* **What you have to do**
Starting at the first line of the entries and ending at the line that contains "Point (504, 202, 518, 208)", both included, output each line as a row of a Markdown table with the columns No. (the row number) and Text (the line), leaving out blank lines.

* **Task data**
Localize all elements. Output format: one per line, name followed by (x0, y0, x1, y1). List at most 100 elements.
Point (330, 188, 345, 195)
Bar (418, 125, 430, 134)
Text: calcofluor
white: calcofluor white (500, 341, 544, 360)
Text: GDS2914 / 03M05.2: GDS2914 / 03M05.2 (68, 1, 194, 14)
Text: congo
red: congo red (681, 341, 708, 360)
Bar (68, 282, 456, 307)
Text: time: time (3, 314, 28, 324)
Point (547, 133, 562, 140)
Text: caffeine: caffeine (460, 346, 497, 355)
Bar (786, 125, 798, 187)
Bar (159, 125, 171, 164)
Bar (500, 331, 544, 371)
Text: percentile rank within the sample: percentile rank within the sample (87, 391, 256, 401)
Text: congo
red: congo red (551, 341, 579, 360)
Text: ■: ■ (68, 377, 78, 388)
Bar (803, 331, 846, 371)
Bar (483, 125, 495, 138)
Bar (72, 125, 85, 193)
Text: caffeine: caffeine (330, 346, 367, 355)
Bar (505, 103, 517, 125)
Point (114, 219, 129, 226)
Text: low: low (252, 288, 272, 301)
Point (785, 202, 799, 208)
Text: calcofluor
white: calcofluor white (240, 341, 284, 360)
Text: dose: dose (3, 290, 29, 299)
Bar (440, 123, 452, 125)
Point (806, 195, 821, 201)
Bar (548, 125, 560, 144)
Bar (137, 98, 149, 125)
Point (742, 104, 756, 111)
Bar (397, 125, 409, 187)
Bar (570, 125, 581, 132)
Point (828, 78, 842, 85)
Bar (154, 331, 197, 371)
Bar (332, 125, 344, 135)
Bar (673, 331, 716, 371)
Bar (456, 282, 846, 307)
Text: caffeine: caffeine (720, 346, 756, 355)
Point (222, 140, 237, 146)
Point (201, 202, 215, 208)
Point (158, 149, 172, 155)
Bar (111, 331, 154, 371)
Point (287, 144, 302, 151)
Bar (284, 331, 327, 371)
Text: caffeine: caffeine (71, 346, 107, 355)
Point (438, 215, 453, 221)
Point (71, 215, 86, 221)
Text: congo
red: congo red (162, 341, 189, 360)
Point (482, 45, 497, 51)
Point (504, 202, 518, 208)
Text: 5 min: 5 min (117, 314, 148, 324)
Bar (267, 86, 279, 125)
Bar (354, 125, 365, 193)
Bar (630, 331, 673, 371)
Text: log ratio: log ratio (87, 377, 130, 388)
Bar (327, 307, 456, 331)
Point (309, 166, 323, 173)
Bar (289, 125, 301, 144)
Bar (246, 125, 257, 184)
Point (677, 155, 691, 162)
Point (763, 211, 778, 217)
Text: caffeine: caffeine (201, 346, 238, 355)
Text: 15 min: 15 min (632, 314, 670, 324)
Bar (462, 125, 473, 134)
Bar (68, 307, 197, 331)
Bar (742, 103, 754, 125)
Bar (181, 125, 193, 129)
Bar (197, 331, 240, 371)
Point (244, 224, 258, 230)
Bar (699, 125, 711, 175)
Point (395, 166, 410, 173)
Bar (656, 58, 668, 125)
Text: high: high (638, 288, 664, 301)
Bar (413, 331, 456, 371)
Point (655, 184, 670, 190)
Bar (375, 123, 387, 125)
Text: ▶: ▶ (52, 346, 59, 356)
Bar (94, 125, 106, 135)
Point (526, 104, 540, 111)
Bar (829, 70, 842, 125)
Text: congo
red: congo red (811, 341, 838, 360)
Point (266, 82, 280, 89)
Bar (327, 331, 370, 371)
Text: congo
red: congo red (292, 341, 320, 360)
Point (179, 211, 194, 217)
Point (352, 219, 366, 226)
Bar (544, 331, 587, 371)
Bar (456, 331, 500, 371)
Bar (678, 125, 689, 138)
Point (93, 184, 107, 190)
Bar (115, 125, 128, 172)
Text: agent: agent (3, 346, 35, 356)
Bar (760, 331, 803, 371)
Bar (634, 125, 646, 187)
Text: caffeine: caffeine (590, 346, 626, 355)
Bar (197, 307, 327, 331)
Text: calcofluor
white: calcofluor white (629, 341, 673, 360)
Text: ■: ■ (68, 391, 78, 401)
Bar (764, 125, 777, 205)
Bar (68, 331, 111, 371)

* **Reply**
| No. | Text |
|---|---|
| 1 | Localize all elements. Output format: one per line, name followed by (x0, y0, x1, y1). List at most 100 elements. |
| 2 | Point (330, 188, 345, 195) |
| 3 | Bar (418, 125, 430, 134) |
| 4 | Text: calcofluor |
| 5 | white: calcofluor white (500, 341, 544, 360) |
| 6 | Text: GDS2914 / 03M05.2: GDS2914 / 03M05.2 (68, 1, 194, 14) |
| 7 | Text: congo |
| 8 | red: congo red (681, 341, 708, 360) |
| 9 | Bar (68, 282, 456, 307) |
| 10 | Text: time: time (3, 314, 28, 324) |
| 11 | Point (547, 133, 562, 140) |
| 12 | Text: caffeine: caffeine (460, 346, 497, 355) |
| 13 | Bar (786, 125, 798, 187) |
| 14 | Bar (159, 125, 171, 164) |
| 15 | Bar (500, 331, 544, 371) |
| 16 | Text: percentile rank within the sample: percentile rank within the sample (87, 391, 256, 401) |
| 17 | Text: congo |
| 18 | red: congo red (551, 341, 579, 360) |
| 19 | Text: ■: ■ (68, 377, 78, 388) |
| 20 | Bar (803, 331, 846, 371) |
| 21 | Bar (483, 125, 495, 138) |
| 22 | Bar (72, 125, 85, 193) |
| 23 | Text: caffeine: caffeine (330, 346, 367, 355) |
| 24 | Bar (505, 103, 517, 125) |
| 25 | Point (114, 219, 129, 226) |
| 26 | Text: low: low (252, 288, 272, 301) |
| 27 | Point (785, 202, 799, 208) |
| 28 | Text: calcofluor |
| 29 | white: calcofluor white (240, 341, 284, 360) |
| 30 | Text: dose: dose (3, 290, 29, 299) |
| 31 | Bar (440, 123, 452, 125) |
| 32 | Point (806, 195, 821, 201) |
| 33 | Bar (548, 125, 560, 144) |
| 34 | Bar (137, 98, 149, 125) |
| 35 | Point (742, 104, 756, 111) |
| 36 | Bar (397, 125, 409, 187) |
| 37 | Bar (570, 125, 581, 132) |
| 38 | Point (828, 78, 842, 85) |
| 39 | Bar (154, 331, 197, 371) |
| 40 | Bar (332, 125, 344, 135) |
| 41 | Bar (673, 331, 716, 371) |
| 42 | Bar (456, 282, 846, 307) |
| 43 | Text: caffeine: caffeine (720, 346, 756, 355) |
| 44 | Point (222, 140, 237, 146) |
| 45 | Point (201, 202, 215, 208) |
| 46 | Point (158, 149, 172, 155) |
| 47 | Bar (111, 331, 154, 371) |
| 48 | Point (287, 144, 302, 151) |
| 49 | Bar (284, 331, 327, 371) |
| 50 | Text: caffeine: caffeine (71, 346, 107, 355) |
| 51 | Point (438, 215, 453, 221) |
| 52 | Point (71, 215, 86, 221) |
| 53 | Text: congo |
| 54 | red: congo red (162, 341, 189, 360) |
| 55 | Point (482, 45, 497, 51) |
| 56 | Point (504, 202, 518, 208) |